## Short problem
Output all of the records exactly as written.

## Records that describe figures
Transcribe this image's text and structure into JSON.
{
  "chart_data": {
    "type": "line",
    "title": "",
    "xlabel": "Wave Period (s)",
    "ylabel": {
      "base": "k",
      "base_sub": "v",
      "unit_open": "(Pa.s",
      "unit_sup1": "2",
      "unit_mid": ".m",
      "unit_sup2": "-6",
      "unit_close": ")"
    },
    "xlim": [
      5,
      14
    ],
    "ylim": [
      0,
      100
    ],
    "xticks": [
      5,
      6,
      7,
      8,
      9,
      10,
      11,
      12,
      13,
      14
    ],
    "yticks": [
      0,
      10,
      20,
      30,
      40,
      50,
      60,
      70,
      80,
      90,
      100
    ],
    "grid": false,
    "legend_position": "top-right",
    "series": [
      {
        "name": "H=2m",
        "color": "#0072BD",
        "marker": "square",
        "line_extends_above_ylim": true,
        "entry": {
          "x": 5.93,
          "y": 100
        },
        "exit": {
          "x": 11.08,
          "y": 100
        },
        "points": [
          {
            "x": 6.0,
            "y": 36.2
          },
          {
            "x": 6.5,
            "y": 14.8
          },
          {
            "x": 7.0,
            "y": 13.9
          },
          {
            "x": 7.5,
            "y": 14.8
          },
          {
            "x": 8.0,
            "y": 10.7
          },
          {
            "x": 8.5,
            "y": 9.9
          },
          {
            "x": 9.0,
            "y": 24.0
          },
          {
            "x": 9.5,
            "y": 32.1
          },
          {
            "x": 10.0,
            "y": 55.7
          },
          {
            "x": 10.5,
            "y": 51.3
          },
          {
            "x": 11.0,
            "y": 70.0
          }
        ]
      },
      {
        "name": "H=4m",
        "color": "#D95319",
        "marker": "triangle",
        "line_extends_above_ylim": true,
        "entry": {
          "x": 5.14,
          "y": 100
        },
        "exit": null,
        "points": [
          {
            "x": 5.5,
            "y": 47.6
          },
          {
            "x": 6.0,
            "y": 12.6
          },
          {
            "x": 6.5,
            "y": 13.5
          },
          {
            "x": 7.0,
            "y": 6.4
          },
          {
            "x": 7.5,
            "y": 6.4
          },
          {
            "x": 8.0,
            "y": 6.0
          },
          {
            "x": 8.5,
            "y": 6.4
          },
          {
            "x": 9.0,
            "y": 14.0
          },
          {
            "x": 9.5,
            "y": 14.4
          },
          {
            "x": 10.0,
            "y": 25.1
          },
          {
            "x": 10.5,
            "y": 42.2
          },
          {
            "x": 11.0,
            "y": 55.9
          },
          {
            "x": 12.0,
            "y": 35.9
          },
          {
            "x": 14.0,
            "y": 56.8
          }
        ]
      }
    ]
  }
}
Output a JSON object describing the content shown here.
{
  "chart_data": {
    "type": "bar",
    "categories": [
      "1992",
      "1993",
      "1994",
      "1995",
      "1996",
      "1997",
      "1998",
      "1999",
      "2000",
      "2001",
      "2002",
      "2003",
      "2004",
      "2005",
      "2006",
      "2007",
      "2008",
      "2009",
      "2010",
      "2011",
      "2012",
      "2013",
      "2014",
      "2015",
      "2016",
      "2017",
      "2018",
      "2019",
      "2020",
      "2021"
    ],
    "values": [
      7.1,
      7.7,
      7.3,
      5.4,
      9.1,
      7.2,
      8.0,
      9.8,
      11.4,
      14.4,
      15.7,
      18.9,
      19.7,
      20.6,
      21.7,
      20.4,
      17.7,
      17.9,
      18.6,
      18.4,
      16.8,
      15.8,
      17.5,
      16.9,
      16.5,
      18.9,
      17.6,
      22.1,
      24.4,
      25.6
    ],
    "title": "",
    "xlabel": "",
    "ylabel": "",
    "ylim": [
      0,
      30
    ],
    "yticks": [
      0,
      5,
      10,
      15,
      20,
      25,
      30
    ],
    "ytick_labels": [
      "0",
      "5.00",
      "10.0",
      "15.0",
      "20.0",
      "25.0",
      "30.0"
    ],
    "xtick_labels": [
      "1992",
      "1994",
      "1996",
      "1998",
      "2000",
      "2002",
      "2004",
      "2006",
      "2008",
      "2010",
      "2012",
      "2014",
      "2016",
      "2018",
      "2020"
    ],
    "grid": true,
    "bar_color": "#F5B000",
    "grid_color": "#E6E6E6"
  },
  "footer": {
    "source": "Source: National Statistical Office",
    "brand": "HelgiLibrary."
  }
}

## Task response
Transcribe this image's text and structure into JSON.
{
  "chart_data": {
    "type": "line",
    "title": "",
    "xlabel": "Wave Period (s)",
    "ylabel": {
      "base": "k",
      "base_sub": "v",
      "unit_open": "(Pa.s",
      "unit_sup1": "2",
      "unit_mid": ".m",
      "unit_sup2": "-6",
      "unit_close": ")"
    },
    "xlim": [
      5,
      14
    ],
    "ylim": [
      0,
      100
    ],
    "xticks": [
      5,
      6,
      7,
      8,
      9,
      10,
      11,
      12,
      13,
      14
    ],
    "yticks": [
      0,
      10,
      20,
      30,
      40,
      50,
      60,
      70,
      80,
      90,
      100
    ],
    "grid": false,
    "legend_position": "top-right",
    "series": [
      {
        "name": "H=2m",
        "color": "#0072BD",
        "marker": "square",
        "line_extends_above_ylim": true,
        "entry": {
          "x": 5.93,
          "y": 100
        },
        "exit": {
          "x": 11.08,
          "y": 100
        },
        "points": [
          {
            "x": 6.0,
            "y": 36.2
          },
          {
            "x": 6.5,
            "y": 14.8
          },
          {
            "x": 7.0,
            "y": 13.9
          },
          {
            "x": 7.5,
            "y": 14.8
          },
          {
            "x": 8.0,
            "y": 10.7
          },
          {
            "x": 8.5,
            "y": 9.9
          },
          {
            "x": 9.0,
            "y": 24.0
          },
          {
            "x": 9.5,
            "y": 32.1
          },
          {
            "x": 10.0,
            "y": 55.7
          },
          {
            "x": 10.5,
            "y": 51.3
          },
          {
            "x": 11.0,
            "y": 70.0
          }
        ]
      },
      {
        "name": "H=4m",
        "color": "#D95319",
        "marker": "triangle",
        "line_extends_above_ylim": true,
        "entry": {
          "x": 5.14,
          "y": 100
        },
        "exit": null,
        "points": [
          {
            "x": 5.5,
            "y": 47.6
          },
          {
            "x": 6.0,
            "y": 12.6
          },
          {
            "x": 6.5,
            "y": 13.5
          },
          {
            "x": 7.0,
            "y": 6.4
          },
          {
            "x": 7.5,
            "y": 6.4
          },
          {
            "x": 8.0,
            "y": 6.0
          },
          {
            "x": 8.5,
            "y": 6.4
          },
          {
            "x": 9.0,
            "y": 14.0
          },
          {
            "x": 9.5,
            "y": 14.4
          },
          {
            "x": 10.0,
            "y": 25.1
          },
          {
            "x": 10.5,
            "y": 42.2
          },
          {
            "x": 11.0,
            "y": 55.9
          },
          {
            "x": 12.0,
            "y": 35.9
          },
          {
            "x": 14.0,
            "y": 56.8
          }
        ]
      }
    ]
  }
}
Output a JSON object describing the content shown here.
{
  "chart_data": {
    "type": "bar",
    "categories": [
      "1992",
      "1993",
      "1994",
      "1995",
      "1996",
      "1997",
      "1998",
      "1999",
      "2000",
      "2001",
      "2002",
      "2003",
      "2004",
      "2005",
      "2006",
      "2007",
      "2008",
      "2009",
      "2010",
      "2011",
      "2012",
      "2013",
      "2014",
      "2015",
      "2016",
      "2017",
      "2018",
      "2019",
      "2020",
      "2021"
    ],
    "values": [
      7.1,
      7.7,
      7.3,
      5.4,
      9.1,
      7.2,
      8.0,
      9.8,
      11.4,
      14.4,
      15.7,
      18.9,
      19.7,
      20.6,
      21.7,
      20.4,
      17.7,
      17.9,
      18.6,
      18.4,
      16.8,
      15.8,
      17.5,
      16.9,
      16.5,
      18.9,
      17.6,
      22.1,
      24.4,
      25.6
    ],
    "title": "",
    "xlabel": "",
    "ylabel": "",
    "ylim": [
      0,
      30
    ],
    "yticks": [
      0,
      5,
      10,
      15,
      20,
      25,
      30
    ],
    "ytick_labels": [
      "0",
      "5.00",
      "10.0",
      "15.0",
      "20.0",
      "25.0",
      "30.0"
    ],
    "xtick_labels": [
      "1992",
      "1994",
      "1996",
      "1998",
      "2000",
      "2002",
      "2004",
      "2006",
      "2008",
      "2010",
      "2012",
      "2014",
      "2016",
      "2018",
      "2020"
    ],
    "grid": true,
    "bar_color": "#F5B000",
    "grid_color": "#E6E6E6"
  },
  "footer": {
    "source": "Source: National Statistical Office",
    "brand": "HelgiLibrary."
  }
}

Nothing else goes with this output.